__WORK TO DO__: Gather every line in the records below that contains the word "Read".

__MATERIAL FOR THE TASK__:
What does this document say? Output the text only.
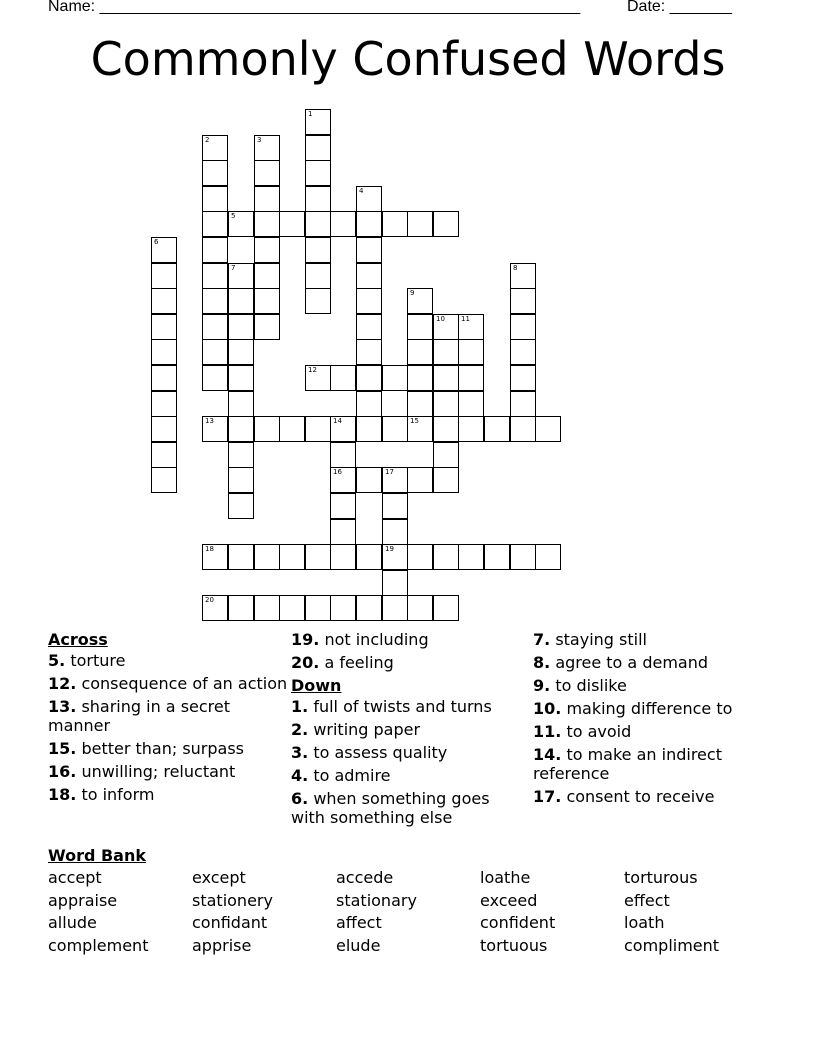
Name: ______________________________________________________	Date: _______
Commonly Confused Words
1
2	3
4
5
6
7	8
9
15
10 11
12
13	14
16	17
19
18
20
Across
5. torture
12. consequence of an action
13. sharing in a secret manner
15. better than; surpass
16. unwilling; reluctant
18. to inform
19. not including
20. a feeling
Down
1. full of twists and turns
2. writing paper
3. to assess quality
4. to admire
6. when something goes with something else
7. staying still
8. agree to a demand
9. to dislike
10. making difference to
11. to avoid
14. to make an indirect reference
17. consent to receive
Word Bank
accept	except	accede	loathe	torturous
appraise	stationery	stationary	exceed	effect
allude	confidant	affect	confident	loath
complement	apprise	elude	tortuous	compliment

...

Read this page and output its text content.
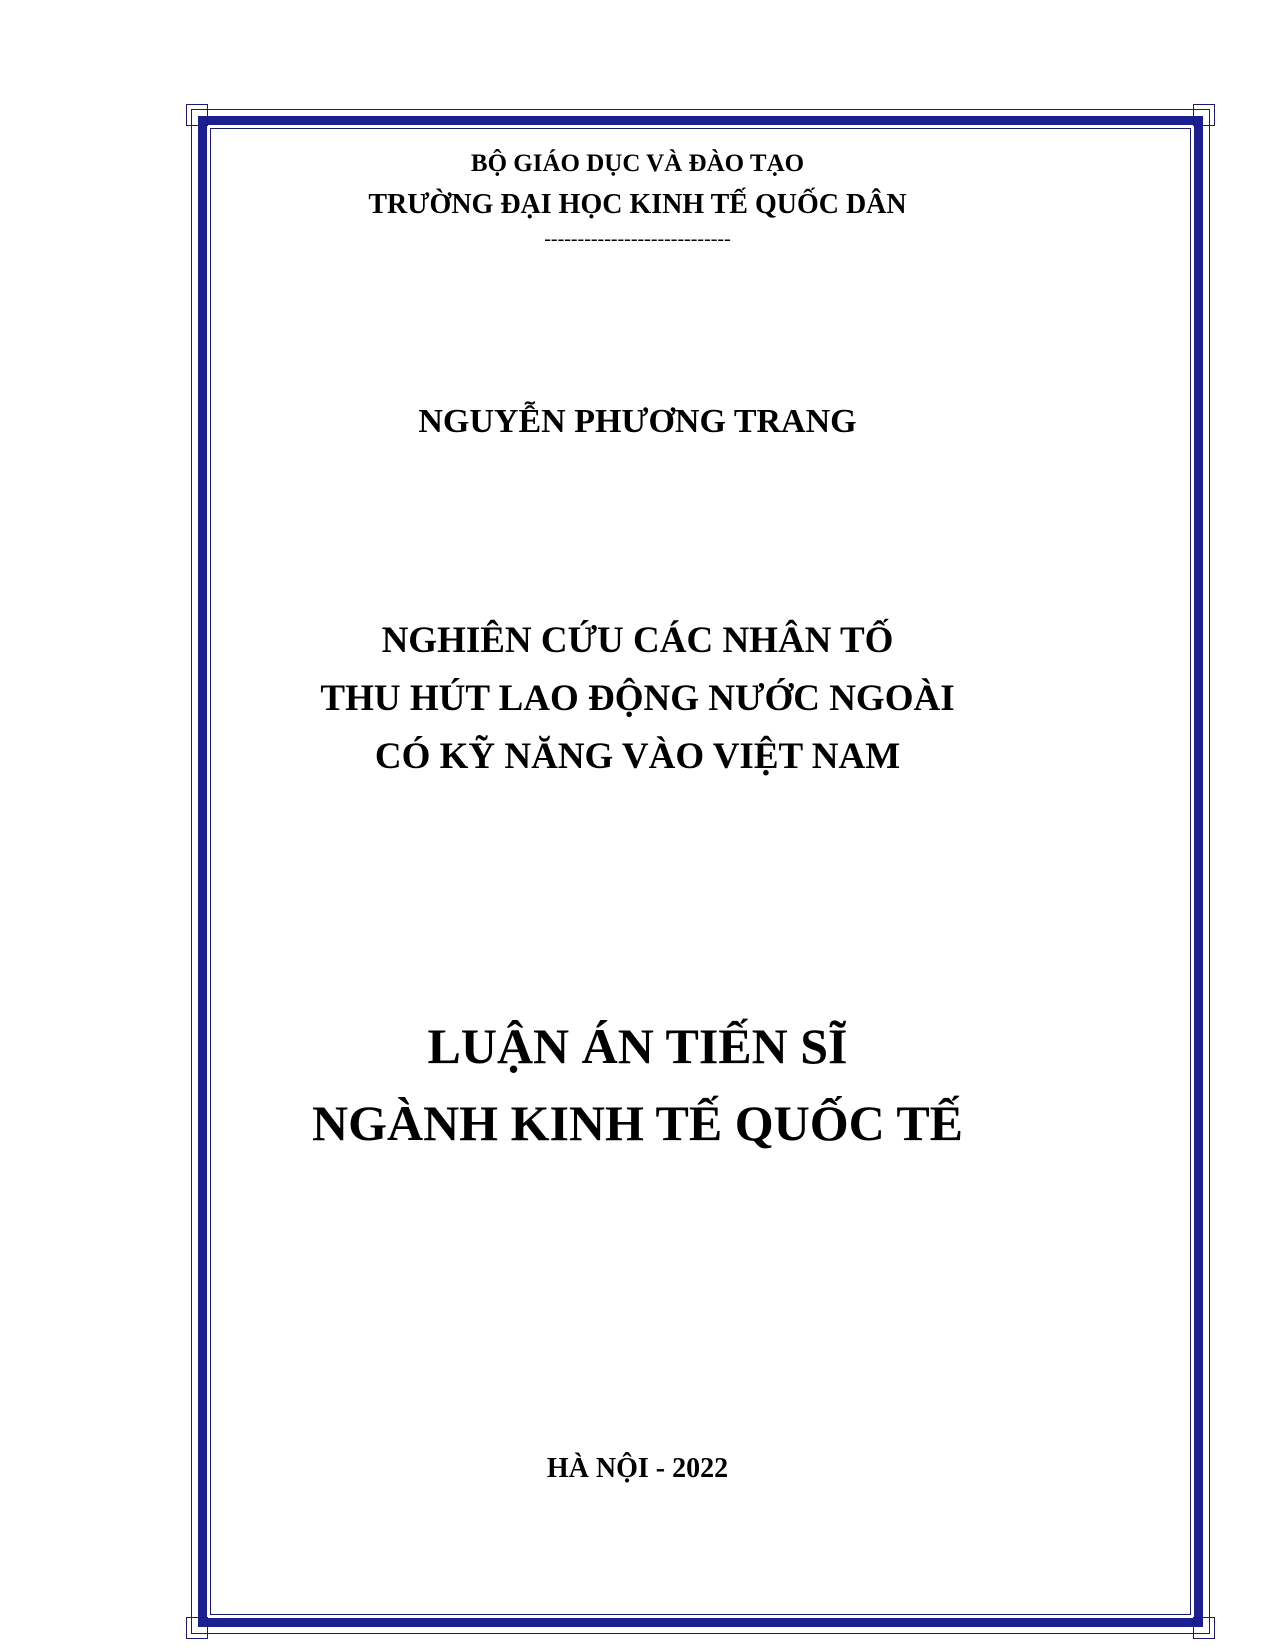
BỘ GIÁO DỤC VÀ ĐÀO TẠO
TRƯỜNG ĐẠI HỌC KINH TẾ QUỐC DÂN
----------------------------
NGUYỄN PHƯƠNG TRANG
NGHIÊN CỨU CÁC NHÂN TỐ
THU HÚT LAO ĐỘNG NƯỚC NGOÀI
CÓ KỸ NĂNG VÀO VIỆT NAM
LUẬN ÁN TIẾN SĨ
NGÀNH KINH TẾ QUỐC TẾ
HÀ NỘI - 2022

...

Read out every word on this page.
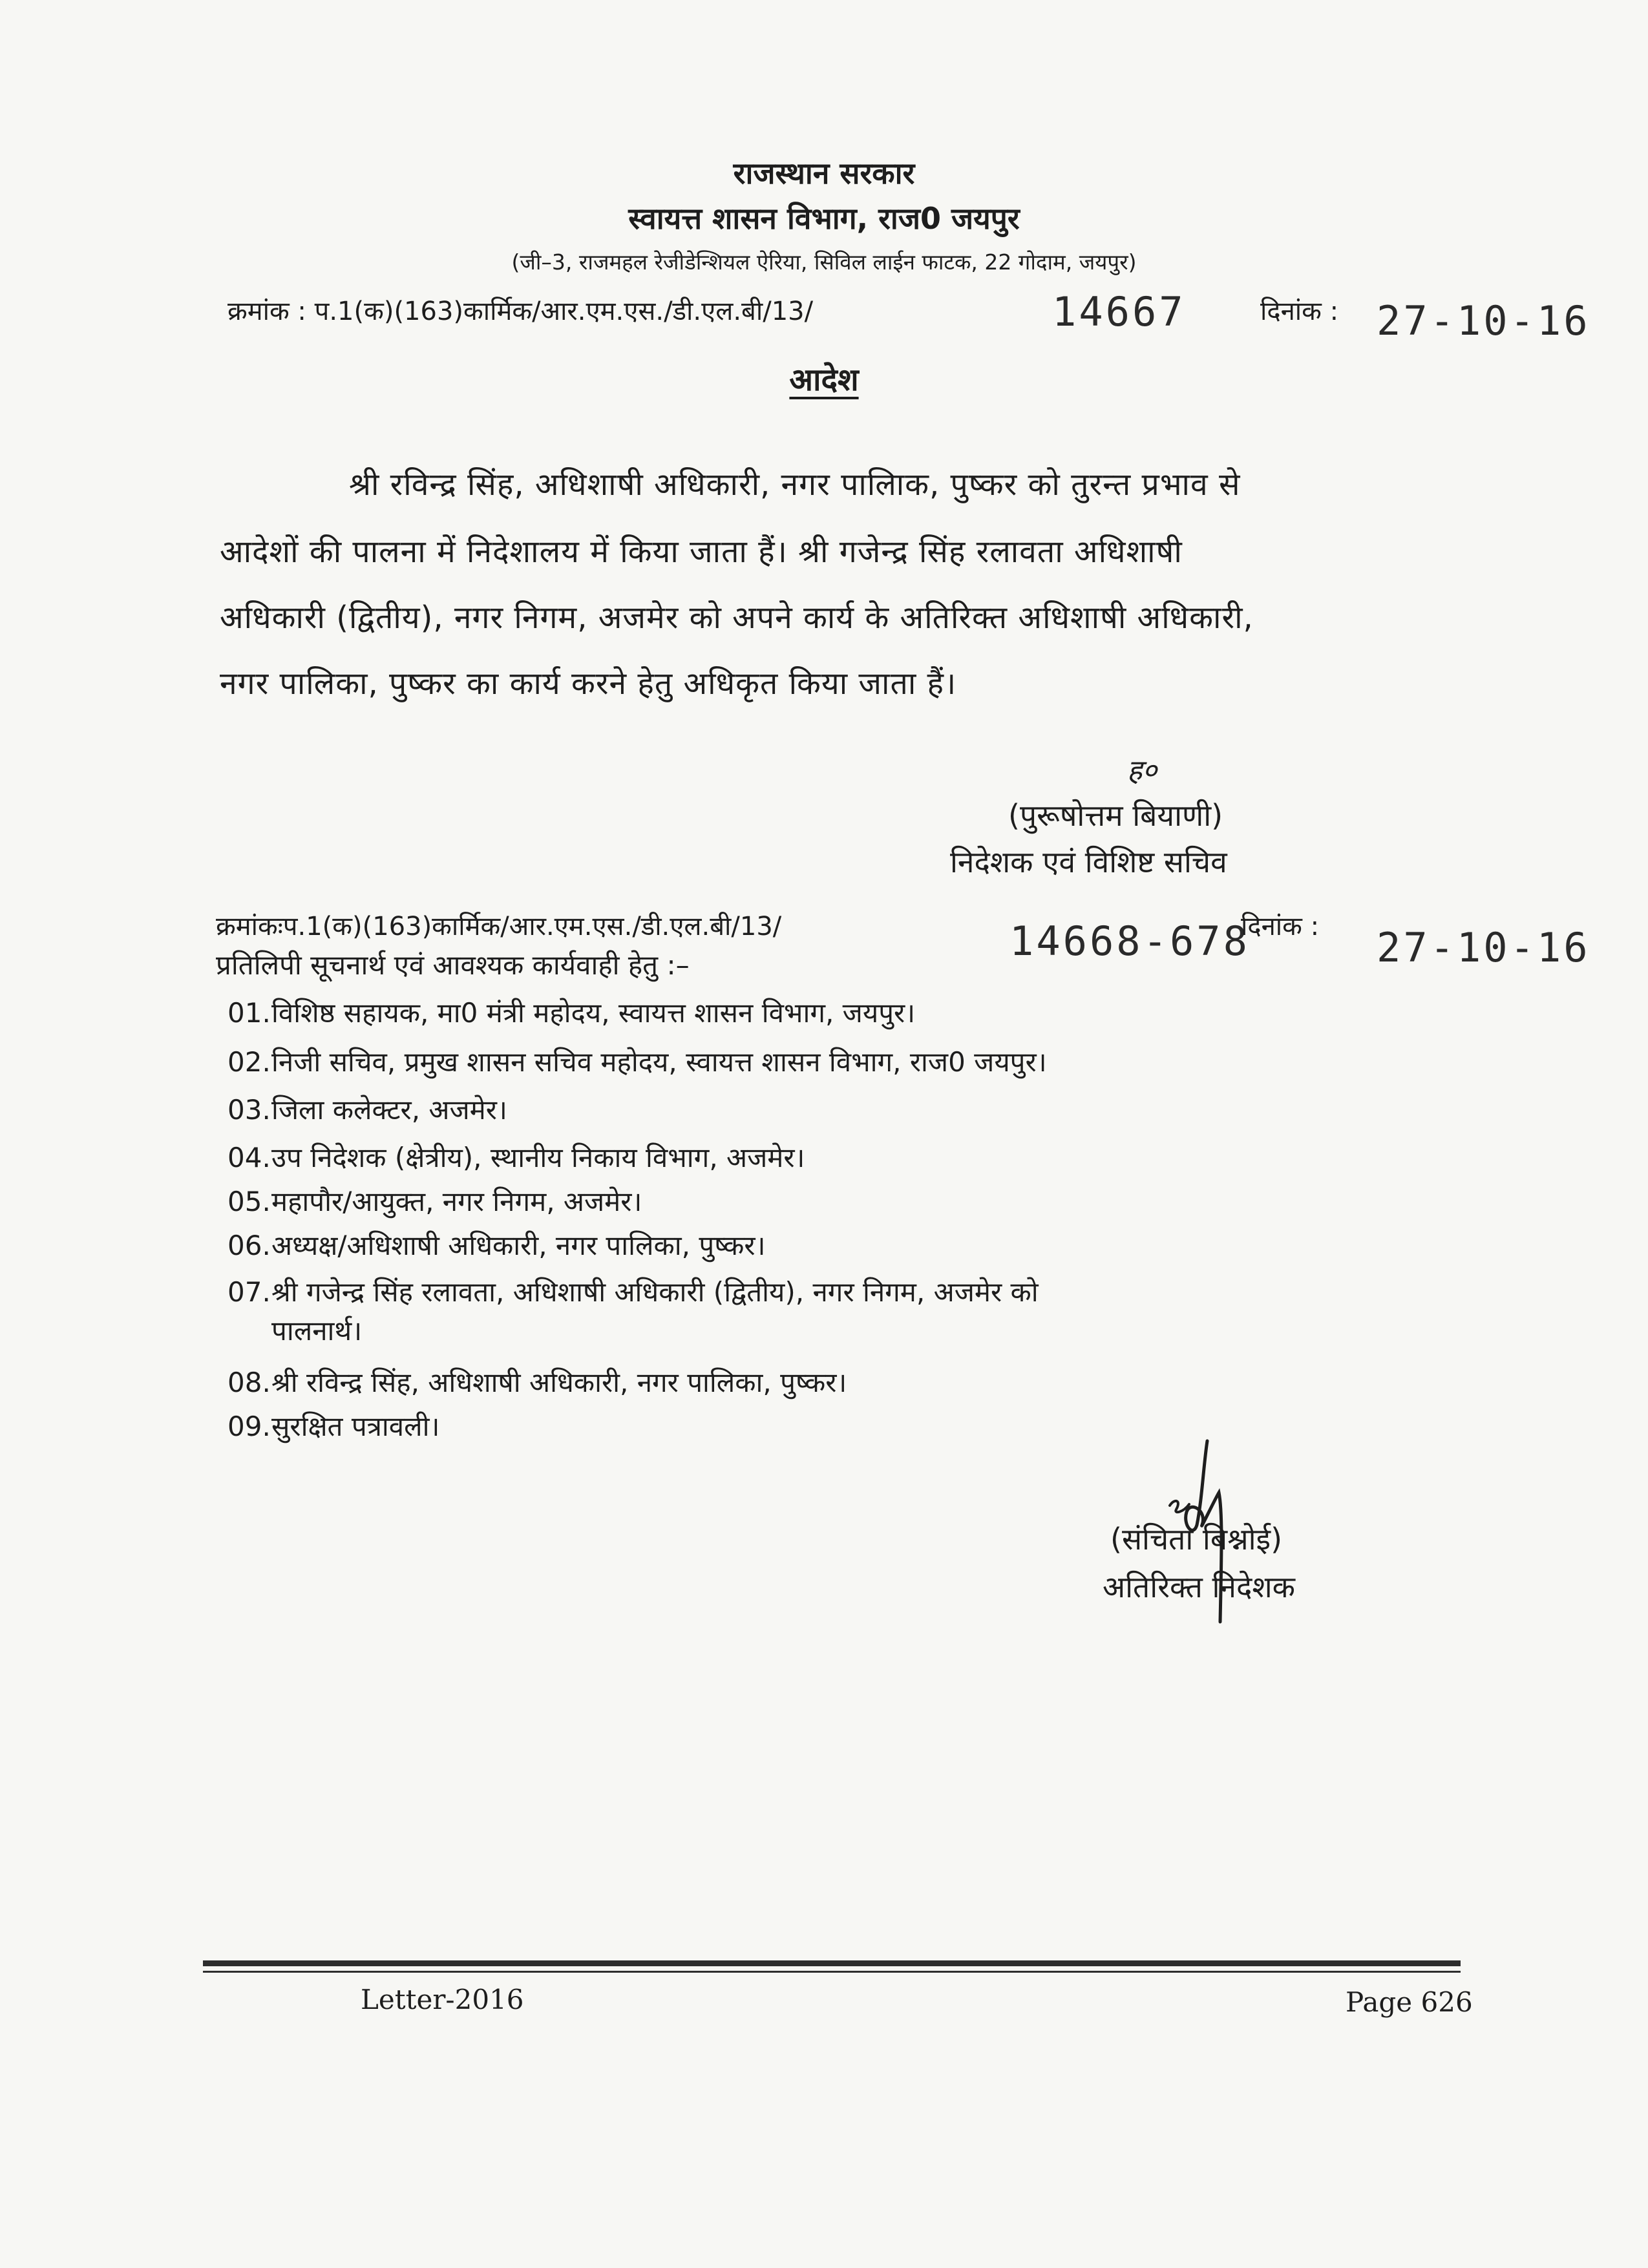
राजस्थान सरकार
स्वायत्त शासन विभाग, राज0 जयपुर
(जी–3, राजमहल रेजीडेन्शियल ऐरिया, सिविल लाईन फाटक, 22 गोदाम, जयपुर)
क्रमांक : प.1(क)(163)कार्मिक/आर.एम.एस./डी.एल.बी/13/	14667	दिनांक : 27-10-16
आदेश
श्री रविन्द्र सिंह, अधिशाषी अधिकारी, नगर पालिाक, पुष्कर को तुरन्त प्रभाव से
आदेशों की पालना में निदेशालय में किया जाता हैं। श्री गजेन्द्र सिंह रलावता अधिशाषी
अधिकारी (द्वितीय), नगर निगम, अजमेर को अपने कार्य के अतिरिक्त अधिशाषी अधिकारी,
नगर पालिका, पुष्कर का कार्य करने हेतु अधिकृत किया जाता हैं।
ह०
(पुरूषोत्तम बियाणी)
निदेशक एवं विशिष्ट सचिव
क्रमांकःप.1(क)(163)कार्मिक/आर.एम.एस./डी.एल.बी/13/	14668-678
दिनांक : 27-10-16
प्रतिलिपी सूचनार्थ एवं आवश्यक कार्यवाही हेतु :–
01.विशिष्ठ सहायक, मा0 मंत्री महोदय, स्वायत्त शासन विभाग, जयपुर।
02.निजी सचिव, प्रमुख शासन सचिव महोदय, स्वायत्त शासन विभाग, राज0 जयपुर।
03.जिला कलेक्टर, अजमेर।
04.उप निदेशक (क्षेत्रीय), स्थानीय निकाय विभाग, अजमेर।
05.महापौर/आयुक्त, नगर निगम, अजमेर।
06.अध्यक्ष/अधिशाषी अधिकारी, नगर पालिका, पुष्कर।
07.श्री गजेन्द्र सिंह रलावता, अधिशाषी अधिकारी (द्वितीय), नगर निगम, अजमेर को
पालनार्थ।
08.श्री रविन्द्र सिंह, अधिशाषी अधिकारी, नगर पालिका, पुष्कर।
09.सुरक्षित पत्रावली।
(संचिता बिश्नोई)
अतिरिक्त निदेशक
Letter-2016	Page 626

__ANSWER__:
Read this page and output its text content.
Read out every word on this page.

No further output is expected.